■ Do this:
Write out all of the entries exactly, please.
________________________________________
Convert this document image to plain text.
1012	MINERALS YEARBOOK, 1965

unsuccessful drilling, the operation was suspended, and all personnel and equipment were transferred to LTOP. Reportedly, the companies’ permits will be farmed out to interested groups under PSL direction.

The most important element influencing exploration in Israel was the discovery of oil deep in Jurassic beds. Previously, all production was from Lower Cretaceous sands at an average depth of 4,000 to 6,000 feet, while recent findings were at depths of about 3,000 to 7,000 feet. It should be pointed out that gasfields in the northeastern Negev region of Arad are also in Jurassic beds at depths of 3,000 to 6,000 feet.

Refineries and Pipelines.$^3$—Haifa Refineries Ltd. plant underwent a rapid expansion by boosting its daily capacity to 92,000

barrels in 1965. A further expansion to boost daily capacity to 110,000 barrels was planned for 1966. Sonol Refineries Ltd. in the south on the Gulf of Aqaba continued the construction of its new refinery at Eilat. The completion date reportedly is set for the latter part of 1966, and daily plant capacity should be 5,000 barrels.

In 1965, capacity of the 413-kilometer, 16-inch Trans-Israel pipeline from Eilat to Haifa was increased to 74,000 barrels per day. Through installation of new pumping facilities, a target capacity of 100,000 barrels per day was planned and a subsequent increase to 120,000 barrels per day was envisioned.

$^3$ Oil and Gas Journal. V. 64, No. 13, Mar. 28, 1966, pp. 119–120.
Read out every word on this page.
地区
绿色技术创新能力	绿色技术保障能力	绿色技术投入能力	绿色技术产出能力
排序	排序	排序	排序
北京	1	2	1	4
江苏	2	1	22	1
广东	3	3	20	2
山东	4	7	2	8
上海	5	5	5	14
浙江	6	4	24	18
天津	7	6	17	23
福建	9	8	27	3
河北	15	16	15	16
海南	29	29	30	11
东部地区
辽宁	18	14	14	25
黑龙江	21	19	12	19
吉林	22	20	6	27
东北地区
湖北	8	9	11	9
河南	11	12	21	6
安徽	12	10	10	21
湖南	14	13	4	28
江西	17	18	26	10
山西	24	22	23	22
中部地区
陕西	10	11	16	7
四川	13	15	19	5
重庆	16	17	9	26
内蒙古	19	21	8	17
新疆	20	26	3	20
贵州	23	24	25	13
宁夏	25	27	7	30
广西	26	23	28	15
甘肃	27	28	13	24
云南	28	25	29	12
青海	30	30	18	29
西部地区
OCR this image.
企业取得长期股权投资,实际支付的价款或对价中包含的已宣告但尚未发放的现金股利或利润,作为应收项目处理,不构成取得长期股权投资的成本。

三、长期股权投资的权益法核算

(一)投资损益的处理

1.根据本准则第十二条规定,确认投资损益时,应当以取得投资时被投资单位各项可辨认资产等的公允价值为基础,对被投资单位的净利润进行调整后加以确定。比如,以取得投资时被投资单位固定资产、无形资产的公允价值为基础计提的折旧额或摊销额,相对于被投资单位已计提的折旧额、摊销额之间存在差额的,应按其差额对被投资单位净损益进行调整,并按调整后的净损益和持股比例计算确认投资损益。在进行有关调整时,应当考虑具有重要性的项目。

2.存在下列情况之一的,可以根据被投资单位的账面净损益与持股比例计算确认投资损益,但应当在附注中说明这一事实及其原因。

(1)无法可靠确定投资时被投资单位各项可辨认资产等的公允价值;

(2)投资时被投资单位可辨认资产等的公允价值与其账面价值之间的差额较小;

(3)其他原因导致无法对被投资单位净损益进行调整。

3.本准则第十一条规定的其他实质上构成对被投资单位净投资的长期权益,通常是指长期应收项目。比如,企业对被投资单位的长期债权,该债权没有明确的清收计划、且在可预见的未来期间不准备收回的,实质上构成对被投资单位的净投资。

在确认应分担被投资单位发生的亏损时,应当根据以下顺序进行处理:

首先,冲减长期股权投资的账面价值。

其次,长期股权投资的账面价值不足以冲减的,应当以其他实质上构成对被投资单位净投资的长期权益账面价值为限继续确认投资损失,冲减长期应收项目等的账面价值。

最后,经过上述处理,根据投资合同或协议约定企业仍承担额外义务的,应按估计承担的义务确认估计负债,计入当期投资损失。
________________________________________
■ Task solution:
Convert this document image to plain text.
1012	MINERALS YEARBOOK, 1965

unsuccessful drilling, the operation was suspended, and all personnel and equipment were transferred to LTOP. Reportedly, the companies’ permits will be farmed out to interested groups under PSL direction.

The most important element influencing exploration in Israel was the discovery of oil deep in Jurassic beds. Previously, all production was from Lower Cretaceous sands at an average depth of 4,000 to 6,000 feet, while recent findings were at depths of about 3,000 to 7,000 feet. It should be pointed out that gasfields in the northeastern Negev region of Arad are also in Jurassic beds at depths of 3,000 to 6,000 feet.

Refineries and Pipelines.$^3$—Haifa Refineries Ltd. plant underwent a rapid expansion by boosting its daily capacity to 92,000

barrels in 1965. A further expansion to boost daily capacity to 110,000 barrels was planned for 1966. Sonol Refineries Ltd. in the south on the Gulf of Aqaba continued the construction of its new refinery at Eilat. The completion date reportedly is set for the latter part of 1966, and daily plant capacity should be 5,000 barrels.

In 1965, capacity of the 413-kilometer, 16-inch Trans-Israel pipeline from Eilat to Haifa was increased to 74,000 barrels per day. Through installation of new pumping facilities, a target capacity of 100,000 barrels per day was planned and a subsequent increase to 120,000 barrels per day was envisioned.

$^3$ Oil and Gas Journal. V. 64, No. 13, Mar. 28, 1966, pp. 119–120.
Read out every word on this page.
地区
绿色技术创新能力	绿色技术保障能力	绿色技术投入能力	绿色技术产出能力
排序	排序	排序	排序
北京	1	2	1	4
江苏	2	1	22	1
广东	3	3	20	2
山东	4	7	2	8
上海	5	5	5	14
浙江	6	4	24	18
天津	7	6	17	23
福建	9	8	27	3
河北	15	16	15	16
海南	29	29	30	11
东部地区
辽宁	18	14	14	25
黑龙江	21	19	12	19
吉林	22	20	6	27
东北地区
湖北	8	9	11	9
河南	11	12	21	6
安徽	12	10	10	21
湖南	14	13	4	28
江西	17	18	26	10
山西	24	22	23	22
中部地区
陕西	10	11	16	7
四川	13	15	19	5
重庆	16	17	9	26
内蒙古	19	21	8	17
新疆	20	26	3	20
贵州	23	24	25	13
宁夏	25	27	7	30
广西	26	23	28	15
甘肃	27	28	13	24
云南	28	25	29	12
青海	30	30	18	29
西部地区
OCR this image.
企业取得长期股权投资,实际支付的价款或对价中包含的已宣告但尚未发放的现金股利或利润,作为应收项目处理,不构成取得长期股权投资的成本。

三、长期股权投资的权益法核算

(一)投资损益的处理

1.根据本准则第十二条规定,确认投资损益时,应当以取得投资时被投资单位各项可辨认资产等的公允价值为基础,对被投资单位的净利润进行调整后加以确定。比如,以取得投资时被投资单位固定资产、无形资产的公允价值为基础计提的折旧额或摊销额,相对于被投资单位已计提的折旧额、摊销额之间存在差额的,应按其差额对被投资单位净损益进行调整,并按调整后的净损益和持股比例计算确认投资损益。在进行有关调整时,应当考虑具有重要性的项目。

2.存在下列情况之一的,可以根据被投资单位的账面净损益与持股比例计算确认投资损益,但应当在附注中说明这一事实及其原因。

(1)无法可靠确定投资时被投资单位各项可辨认资产等的公允价值;

(2)投资时被投资单位可辨认资产等的公允价值与其账面价值之间的差额较小;

(3)其他原因导致无法对被投资单位净损益进行调整。

3.本准则第十一条规定的其他实质上构成对被投资单位净投资的长期权益,通常是指长期应收项目。比如,企业对被投资单位的长期债权,该债权没有明确的清收计划、且在可预见的未来期间不准备收回的,实质上构成对被投资单位的净投资。

在确认应分担被投资单位发生的亏损时,应当根据以下顺序进行处理:

首先,冲减长期股权投资的账面价值。

其次,长期股权投资的账面价值不足以冲减的,应当以其他实质上构成对被投资单位净投资的长期权益账面价值为限继续确认投资损失,冲减长期应收项目等的账面价值。

最后,经过上述处理,根据投资合同或协议约定企业仍承担额外义务的,应按估计承担的义务确认估计负债,计入当期投资损失。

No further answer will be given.